§ **Exercise directions**
Return the entries below verbatim. Pictures stay out.

§ **Given data**
--- BEGIN ---

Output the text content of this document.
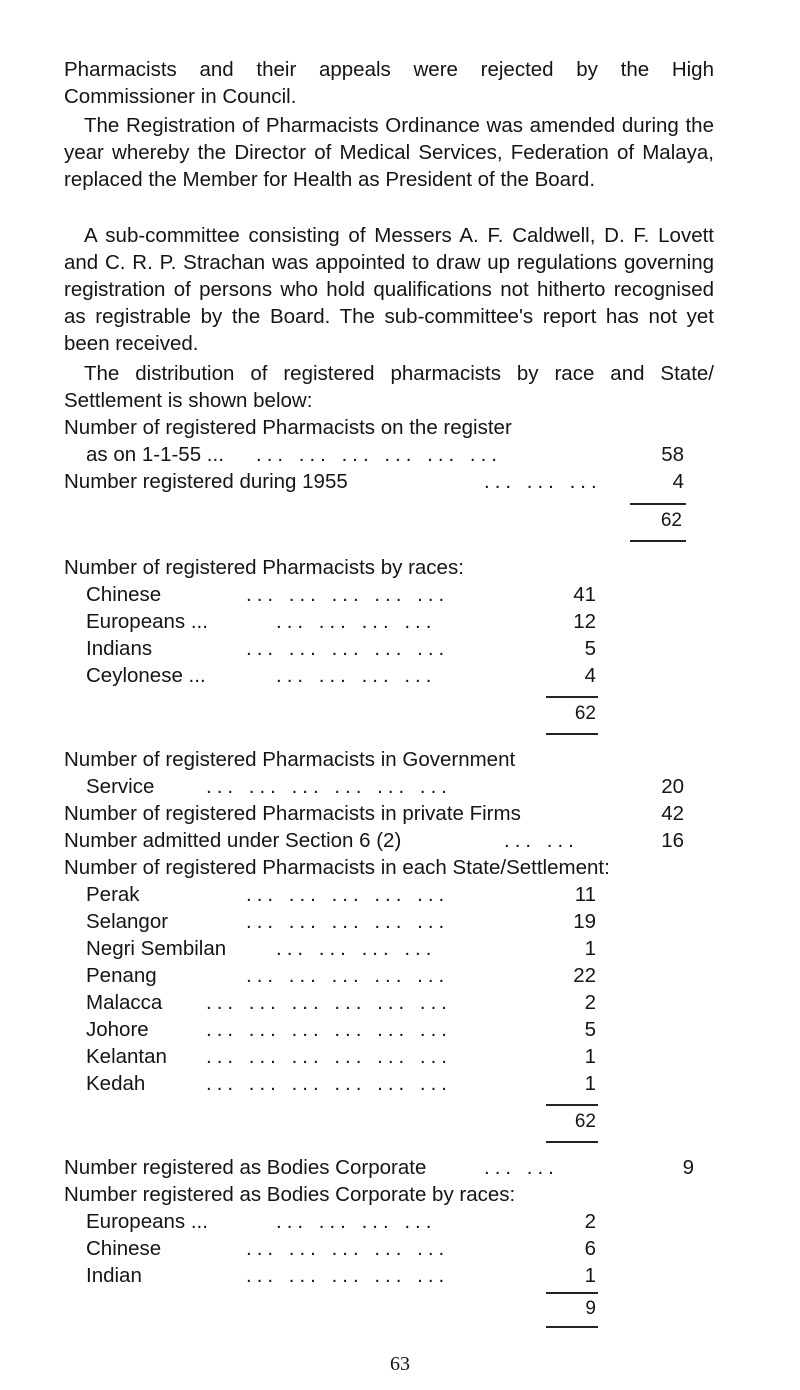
Pharmacists and their appeals were rejected by the High Commissioner in Council.

The Registration of Pharmacists Ordinance was amended during the year whereby the Director of Medical Services, Federation of Malaya, replaced the Member for Health as President of the Board.

A sub-committee consisting of Messers A. F. Caldwell, D. F. Lovett and C. R. P. Strachan was appointed to draw up regulations governing registration of persons who hold qualifications not hitherto recognised as registrable by the Board. The sub-committee's report has not yet been received.

The distribution of registered pharmacists by race and State/ Settlement is shown below:

Number of registered Pharmacists on the register
as on 1-1-55 ... ... ... ... ... ... ...	58
Number registered during 1955	... ... ...	4
62
Number of registered Pharmacists by races:
Chinese	... ... ... ... ...	41
Europeans ...	... ... ... ...	12
Indians	... ... ... ... ...	5
Ceylonese ...	... ... ... ...	4
62
Number of registered Pharmacists in Government
Service	... ... ... ... ... ...	20
Number of registered Pharmacists in private Firms	42
Number admitted under Section 6 (2)	... ...	16
Number of registered Pharmacists in each State/Settlement:
Perak	... ... ... ... ...	11
Selangor	... ... ... ... ...	19
Negri Sembilan ... ... ... ...	1
Penang	... ... ... ... ...	22
Malacca ... ... ... ... ... ...	2
Johore	... ... ... ... ... ...	5
Kelantan ... ... ... ... ... ...	1
Kedah	... ... ... ... ... ...	1
62
Number registered as Bodies Corporate	... ...	9
Number registered as Bodies Corporate by races:
Europeans ...	... ... ... ...	2
Chinese	... ... ... ... ...	6
Indian	... ... ... ... ...	1
9
63
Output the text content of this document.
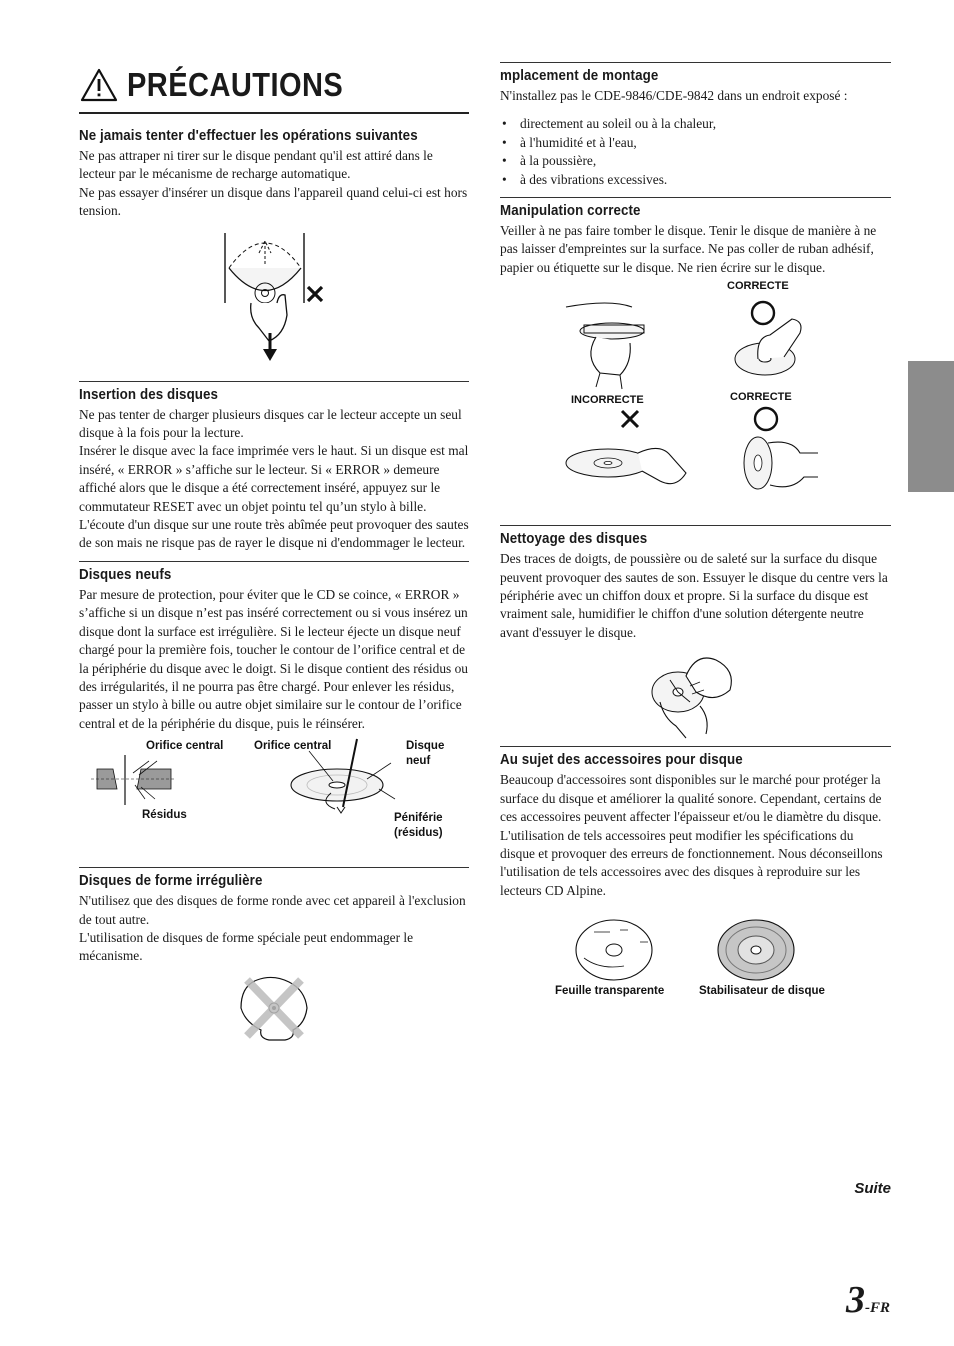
PRÉCAUTIONS
Ne jamais tenter d'effectuer les opérations suivantes

Ne pas attraper ni tirer sur le disque pendant qu'il est attiré dans le lecteur par le mécanisme de recharge automatique.

Ne pas essayer d'insérer un disque dans l'appareil quand celui-ci est hors tension.

Insertion des disques

Ne pas tenter de charger plusieurs disques car le lecteur accepte un seul disque à la fois pour la lecture.

Insérer le disque avec la face imprimée vers le haut. Si un disque est mal inséré, « ERROR » s’affiche sur le lecteur. Si « ERROR » demeure affiché alors que le disque a été correctement inséré, appuyez sur le commutateur RESET avec un objet pointu tel qu’un stylo à bille.

L'écoute d'un disque sur une route très abîmée peut provoquer des sautes de son mais ne risque pas de rayer le disque ni d'endommager le lecteur.

Disques neufs

Par mesure de protection, pour éviter que le CD se coince, « ERROR » s’affiche si un disque n’est pas inséré correctement ou si vous insérez un disque dont la surface est irrégulière. Si le lecteur éjecte un disque neuf chargé pour la première fois, toucher le contour de l’orifice central et de la périphérie du disque avec le doigt. Si le disque contient des résidus ou des irrégularités, il ne pourra pas être chargé. Pour enlever les résidus, passer un stylo à bille ou autre objet similaire sur le contour de l’orifice central et de la périphérie du disque, puis le réinsérer.

Orifice central	Orifice central	Disque
neuf
Résidus	Péniférie
(résidus)
Disques de forme irrégulière

N'utilisez que des disques de forme ronde avec cet appareil à l'exclusion de tout autre.

L'utilisation de disques de forme spéciale peut endommager le mécanisme.

mplacement de montage

N'installez pas le CDE-9846/CDE-9842 dans un endroit exposé :

• directement au soleil ou à la chaleur,
• à l'humidité et à l'eau,
• à la poussière,
• à des vibrations excessives.
Manipulation correcte

Veiller à ne pas faire tomber le disque. Tenir le disque de manière à ne pas laisser d'empreintes sur la surface. Ne pas coller de ruban adhésif, papier ou étiquette sur le disque. Ne rien écrire sur le disque.

CORRECTE
INCORRECTE	CORRECTE
Nettoyage des disques

Des traces de doigts, de poussière ou de saleté sur la surface du disque peuvent provoquer des sautes de son. Essuyer le disque du centre vers la périphérie avec un chiffon doux et propre. Si la surface du disque est vraiment sale, humidifier le chiffon d'une solution détergente neutre avant d'essuyer le disque.

Au sujet des accessoires pour disque

Beaucoup d'accessoires sont disponibles sur le marché pour protéger la surface du disque et améliorer la qualité sonore. Cependant, certains de ces accessoires peuvent affecter l'épaisseur et/ou le diamètre du disque. L'utilisation de tels accessoires peut modifier les spécifications du disque et provoquer des erreurs de fonctionnement. Nous déconseillons l'utilisation de tels accessoires avec des disques à reproduire sur les lecteurs CD Alpine.

Feuille transparente	Stabilisateur de disque
Suite
3-FR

--- END ---

§ **Solution below**
Output the text content of this document.
Pharmacists and their appeals were rejected by the High Commissioner in Council.

The Registration of Pharmacists Ordinance was amended during the year whereby the Director of Medical Services, Federation of Malaya, replaced the Member for Health as President of the Board.

A sub-committee consisting of Messers A. F. Caldwell, D. F. Lovett and C. R. P. Strachan was appointed to draw up regulations governing registration of persons who hold qualifications not hitherto recognised as registrable by the Board. The sub-committee's report has not yet been received.

The distribution of registered pharmacists by race and State/ Settlement is shown below:

Number of registered Pharmacists on the register
as on 1-1-55 ... ... ... ... ... ... ...	58
Number registered during 1955	... ... ...	4
62
Number of registered Pharmacists by races:
Chinese	... ... ... ... ...	41
Europeans ...	... ... ... ...	12
Indians	... ... ... ... ...	5
Ceylonese ...	... ... ... ...	4
62
Number of registered Pharmacists in Government
Service	... ... ... ... ... ...	20
Number of registered Pharmacists in private Firms	42
Number admitted under Section 6 (2)	... ...	16
Number of registered Pharmacists in each State/Settlement:
Perak	... ... ... ... ...	11
Selangor	... ... ... ... ...	19
Negri Sembilan ... ... ... ...	1
Penang	... ... ... ... ...	22
Malacca ... ... ... ... ... ...	2
Johore	... ... ... ... ... ...	5
Kelantan ... ... ... ... ... ...	1
Kedah	... ... ... ... ... ...	1
62
Number registered as Bodies Corporate	... ...	9
Number registered as Bodies Corporate by races:
Europeans ...	... ... ... ...	2
Chinese	... ... ... ... ...	6
Indian	... ... ... ... ...	1
9
63
Output the text content of this document.
PRÉCAUTIONS
Ne jamais tenter d'effectuer les opérations suivantes

Ne pas attraper ni tirer sur le disque pendant qu'il est attiré dans le lecteur par le mécanisme de recharge automatique.

Ne pas essayer d'insérer un disque dans l'appareil quand celui-ci est hors tension.

Insertion des disques

Ne pas tenter de charger plusieurs disques car le lecteur accepte un seul disque à la fois pour la lecture.

Insérer le disque avec la face imprimée vers le haut. Si un disque est mal inséré, « ERROR » s’affiche sur le lecteur. Si « ERROR » demeure affiché alors que le disque a été correctement inséré, appuyez sur le commutateur RESET avec un objet pointu tel qu’un stylo à bille.

L'écoute d'un disque sur une route très abîmée peut provoquer des sautes de son mais ne risque pas de rayer le disque ni d'endommager le lecteur.

Disques neufs

Par mesure de protection, pour éviter que le CD se coince, « ERROR » s’affiche si un disque n’est pas inséré correctement ou si vous insérez un disque dont la surface est irrégulière. Si le lecteur éjecte un disque neuf chargé pour la première fois, toucher le contour de l’orifice central et de la périphérie du disque avec le doigt. Si le disque contient des résidus ou des irrégularités, il ne pourra pas être chargé. Pour enlever les résidus, passer un stylo à bille ou autre objet similaire sur le contour de l’orifice central et de la périphérie du disque, puis le réinsérer.

Orifice central	Orifice central	Disque
neuf
Résidus	Péniférie
(résidus)
Disques de forme irrégulière

N'utilisez que des disques de forme ronde avec cet appareil à l'exclusion de tout autre.

L'utilisation de disques de forme spéciale peut endommager le mécanisme.

mplacement de montage

N'installez pas le CDE-9846/CDE-9842 dans un endroit exposé :

• directement au soleil ou à la chaleur,
• à l'humidité et à l'eau,
• à la poussière,
• à des vibrations excessives.
Manipulation correcte

Veiller à ne pas faire tomber le disque. Tenir le disque de manière à ne pas laisser d'empreintes sur la surface. Ne pas coller de ruban adhésif, papier ou étiquette sur le disque. Ne rien écrire sur le disque.

CORRECTE
INCORRECTE	CORRECTE
Nettoyage des disques

Des traces de doigts, de poussière ou de saleté sur la surface du disque peuvent provoquer des sautes de son. Essuyer le disque du centre vers la périphérie avec un chiffon doux et propre. Si la surface du disque est vraiment sale, humidifier le chiffon d'une solution détergente neutre avant d'essuyer le disque.

Au sujet des accessoires pour disque

Beaucoup d'accessoires sont disponibles sur le marché pour protéger la surface du disque et améliorer la qualité sonore. Cependant, certains de ces accessoires peuvent affecter l'épaisseur et/ou le diamètre du disque. L'utilisation de tels accessoires peut modifier les spécifications du disque et provoquer des erreurs de fonctionnement. Nous déconseillons l'utilisation de tels accessoires avec des disques à reproduire sur les lecteurs CD Alpine.

Feuille transparente	Stabilisateur de disque
Suite
3-FR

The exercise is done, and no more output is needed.